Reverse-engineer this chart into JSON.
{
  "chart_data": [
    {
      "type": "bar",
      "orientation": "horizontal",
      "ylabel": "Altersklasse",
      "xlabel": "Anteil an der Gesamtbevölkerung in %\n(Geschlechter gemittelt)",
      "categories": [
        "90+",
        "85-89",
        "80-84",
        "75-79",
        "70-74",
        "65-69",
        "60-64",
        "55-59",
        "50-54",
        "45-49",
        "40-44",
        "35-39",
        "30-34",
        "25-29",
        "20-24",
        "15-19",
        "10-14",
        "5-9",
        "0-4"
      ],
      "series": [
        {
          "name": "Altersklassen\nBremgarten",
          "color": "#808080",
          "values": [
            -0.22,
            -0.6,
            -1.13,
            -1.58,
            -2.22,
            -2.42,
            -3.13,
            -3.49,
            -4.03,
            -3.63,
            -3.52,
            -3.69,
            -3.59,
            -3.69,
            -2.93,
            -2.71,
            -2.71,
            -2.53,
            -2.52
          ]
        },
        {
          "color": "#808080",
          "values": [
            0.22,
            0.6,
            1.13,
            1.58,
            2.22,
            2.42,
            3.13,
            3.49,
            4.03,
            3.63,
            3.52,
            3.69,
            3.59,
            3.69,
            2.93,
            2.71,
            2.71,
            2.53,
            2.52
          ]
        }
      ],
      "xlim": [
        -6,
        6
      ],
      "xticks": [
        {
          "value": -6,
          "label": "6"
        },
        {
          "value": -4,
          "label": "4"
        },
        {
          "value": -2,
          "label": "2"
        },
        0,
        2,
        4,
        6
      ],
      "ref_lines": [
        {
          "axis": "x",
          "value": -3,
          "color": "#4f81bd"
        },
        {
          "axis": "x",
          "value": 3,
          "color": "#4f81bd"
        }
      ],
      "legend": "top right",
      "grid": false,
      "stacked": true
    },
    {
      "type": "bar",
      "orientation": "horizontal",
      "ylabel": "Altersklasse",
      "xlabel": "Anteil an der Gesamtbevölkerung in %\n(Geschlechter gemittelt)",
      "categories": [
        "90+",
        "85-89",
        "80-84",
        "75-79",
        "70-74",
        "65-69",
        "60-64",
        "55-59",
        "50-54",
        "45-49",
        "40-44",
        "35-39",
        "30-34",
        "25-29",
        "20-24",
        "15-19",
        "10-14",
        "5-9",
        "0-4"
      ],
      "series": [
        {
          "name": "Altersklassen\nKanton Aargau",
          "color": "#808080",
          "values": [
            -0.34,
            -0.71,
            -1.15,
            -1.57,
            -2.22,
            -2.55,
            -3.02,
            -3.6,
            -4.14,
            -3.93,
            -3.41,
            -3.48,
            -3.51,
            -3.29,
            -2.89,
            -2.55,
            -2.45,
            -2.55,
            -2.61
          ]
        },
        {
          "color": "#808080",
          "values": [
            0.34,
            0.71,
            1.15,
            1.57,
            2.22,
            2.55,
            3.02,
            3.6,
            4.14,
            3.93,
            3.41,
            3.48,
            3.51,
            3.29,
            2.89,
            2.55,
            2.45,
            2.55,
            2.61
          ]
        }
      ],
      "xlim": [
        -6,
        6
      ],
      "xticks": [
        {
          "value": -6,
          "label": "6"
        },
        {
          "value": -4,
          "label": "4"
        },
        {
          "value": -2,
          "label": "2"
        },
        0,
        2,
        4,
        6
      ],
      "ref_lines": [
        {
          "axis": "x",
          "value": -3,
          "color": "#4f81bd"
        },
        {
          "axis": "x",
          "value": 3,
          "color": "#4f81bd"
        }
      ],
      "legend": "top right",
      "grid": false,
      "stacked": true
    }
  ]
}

== == ==

PROBLEM TO WORK ON: Transcribe every entry exactly.

EXPECTED ANSWER:
Reverse-engineer this chart into JSON.
{
  "chart_data": [
    {
      "type": "bar",
      "orientation": "horizontal",
      "ylabel": "Altersklasse",
      "xlabel": "Anteil an der Gesamtbevölkerung in %\n(Geschlechter gemittelt)",
      "categories": [
        "90+",
        "85-89",
        "80-84",
        "75-79",
        "70-74",
        "65-69",
        "60-64",
        "55-59",
        "50-54",
        "45-49",
        "40-44",
        "35-39",
        "30-34",
        "25-29",
        "20-24",
        "15-19",
        "10-14",
        "5-9",
        "0-4"
      ],
      "series": [
        {
          "name": "Altersklassen\nBremgarten",
          "color": "#808080",
          "values": [
            -0.22,
            -0.6,
            -1.13,
            -1.58,
            -2.22,
            -2.42,
            -3.13,
            -3.49,
            -4.03,
            -3.63,
            -3.52,
            -3.69,
            -3.59,
            -3.69,
            -2.93,
            -2.71,
            -2.71,
            -2.53,
            -2.52
          ]
        },
        {
          "color": "#808080",
          "values": [
            0.22,
            0.6,
            1.13,
            1.58,
            2.22,
            2.42,
            3.13,
            3.49,
            4.03,
            3.63,
            3.52,
            3.69,
            3.59,
            3.69,
            2.93,
            2.71,
            2.71,
            2.53,
            2.52
          ]
        }
      ],
      "xlim": [
        -6,
        6
      ],
      "xticks": [
        {
          "value": -6,
          "label": "6"
        },
        {
          "value": -4,
          "label": "4"
        },
        {
          "value": -2,
          "label": "2"
        },
        0,
        2,
        4,
        6
      ],
      "ref_lines": [
        {
          "axis": "x",
          "value": -3,
          "color": "#4f81bd"
        },
        {
          "axis": "x",
          "value": 3,
          "color": "#4f81bd"
        }
      ],
      "legend": "top right",
      "grid": false,
      "stacked": true
    },
    {
      "type": "bar",
      "orientation": "horizontal",
      "ylabel": "Altersklasse",
      "xlabel": "Anteil an der Gesamtbevölkerung in %\n(Geschlechter gemittelt)",
      "categories": [
        "90+",
        "85-89",
        "80-84",
        "75-79",
        "70-74",
        "65-69",
        "60-64",
        "55-59",
        "50-54",
        "45-49",
        "40-44",
        "35-39",
        "30-34",
        "25-29",
        "20-24",
        "15-19",
        "10-14",
        "5-9",
        "0-4"
      ],
      "series": [
        {
          "name": "Altersklassen\nKanton Aargau",
          "color": "#808080",
          "values": [
            -0.34,
            -0.71,
            -1.15,
            -1.57,
            -2.22,
            -2.55,
            -3.02,
            -3.6,
            -4.14,
            -3.93,
            -3.41,
            -3.48,
            -3.51,
            -3.29,
            -2.89,
            -2.55,
            -2.45,
            -2.55,
            -2.61
          ]
        },
        {
          "color": "#808080",
          "values": [
            0.34,
            0.71,
            1.15,
            1.57,
            2.22,
            2.55,
            3.02,
            3.6,
            4.14,
            3.93,
            3.41,
            3.48,
            3.51,
            3.29,
            2.89,
            2.55,
            2.45,
            2.55,
            2.61
          ]
        }
      ],
      "xlim": [
        -6,
        6
      ],
      "xticks": [
        {
          "value": -6,
          "label": "6"
        },
        {
          "value": -4,
          "label": "4"
        },
        {
          "value": -2,
          "label": "2"
        },
        0,
        2,
        4,
        6
      ],
      "ref_lines": [
        {
          "axis": "x",
          "value": -3,
          "color": "#4f81bd"
        },
        {
          "axis": "x",
          "value": 3,
          "color": "#4f81bd"
        }
      ],
      "legend": "top right",
      "grid": false,
      "stacked": true
    }
  ]
}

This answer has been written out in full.